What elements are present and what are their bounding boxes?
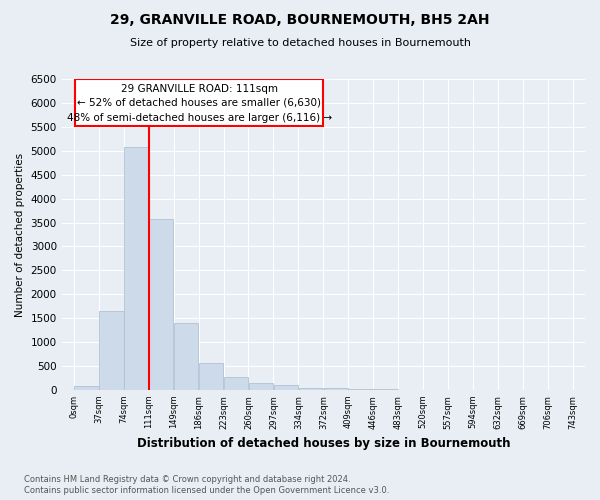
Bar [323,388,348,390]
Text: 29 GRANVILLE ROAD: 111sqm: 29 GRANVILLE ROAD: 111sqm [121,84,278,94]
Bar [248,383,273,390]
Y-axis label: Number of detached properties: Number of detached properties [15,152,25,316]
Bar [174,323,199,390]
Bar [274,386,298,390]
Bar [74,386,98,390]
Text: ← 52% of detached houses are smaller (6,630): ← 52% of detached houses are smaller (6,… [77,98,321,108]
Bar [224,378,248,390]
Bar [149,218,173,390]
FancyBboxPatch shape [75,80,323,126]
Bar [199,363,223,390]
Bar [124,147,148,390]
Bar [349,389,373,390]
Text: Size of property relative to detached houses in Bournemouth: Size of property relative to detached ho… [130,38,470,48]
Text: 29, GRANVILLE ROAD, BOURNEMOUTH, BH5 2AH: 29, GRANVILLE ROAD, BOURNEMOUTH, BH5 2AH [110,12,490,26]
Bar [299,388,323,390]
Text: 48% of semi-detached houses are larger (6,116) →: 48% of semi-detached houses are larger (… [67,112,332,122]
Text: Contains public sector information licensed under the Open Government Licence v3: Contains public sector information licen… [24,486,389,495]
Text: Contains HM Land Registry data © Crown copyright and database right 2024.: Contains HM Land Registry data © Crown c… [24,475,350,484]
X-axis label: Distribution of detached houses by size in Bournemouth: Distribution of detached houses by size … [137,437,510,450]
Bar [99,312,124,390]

_WHAT TO PRODUCE_
Please give every line of the listing above as a JSON list of strings, one string per line, with blank lines left out. Leave the pictures out of your answer.

_RESPONSE BELOW_
[
  "What elements are present and what are their bounding boxes?",
  "Bar [323,388,348,390]",
  "Text: 29 GRANVILLE ROAD: 111sqm: 29 GRANVILLE ROAD: 111sqm [121,84,278,94]",
  "Bar [248,383,273,390]",
  "Y-axis label: Number of detached properties: Number of detached properties [15,152,25,316]",
  "Bar [174,323,199,390]",
  "Bar [274,386,298,390]",
  "Bar [74,386,98,390]",
  "Text: ← 52% of detached houses are smaller (6,630): ← 52% of detached houses are smaller (6,… [77,98,321,108]",
  "Bar [224,378,248,390]",
  "Bar [149,218,173,390]",
  "FancyBboxPatch shape [75,80,323,126]",
  "Bar [199,363,223,390]",
  "Bar [124,147,148,390]",
  "Bar [349,389,373,390]",
  "Text: Size of property relative to detached houses in Bournemouth: Size of property relative to detached ho… [130,38,470,48]",
  "Text: 29, GRANVILLE ROAD, BOURNEMOUTH, BH5 2AH: 29, GRANVILLE ROAD, BOURNEMOUTH, BH5 2AH [110,12,490,26]",
  "Bar [299,388,323,390]",
  "Text: 48% of semi-detached houses are larger (6,116) →: 48% of semi-detached houses are larger (… [67,112,332,122]",
  "Text: Contains public sector information licensed under the Open Government Licence v3: Contains public sector information licen… [24,486,389,495]",
  "Text: Contains HM Land Registry data © Crown copyright and database right 2024.: Contains HM Land Registry data © Crown c… [24,475,350,484]",
  "X-axis label: Distribution of detached houses by size in Bournemouth: Distribution of detached houses by size … [137,437,510,450]",
  "Bar [99,312,124,390]"
]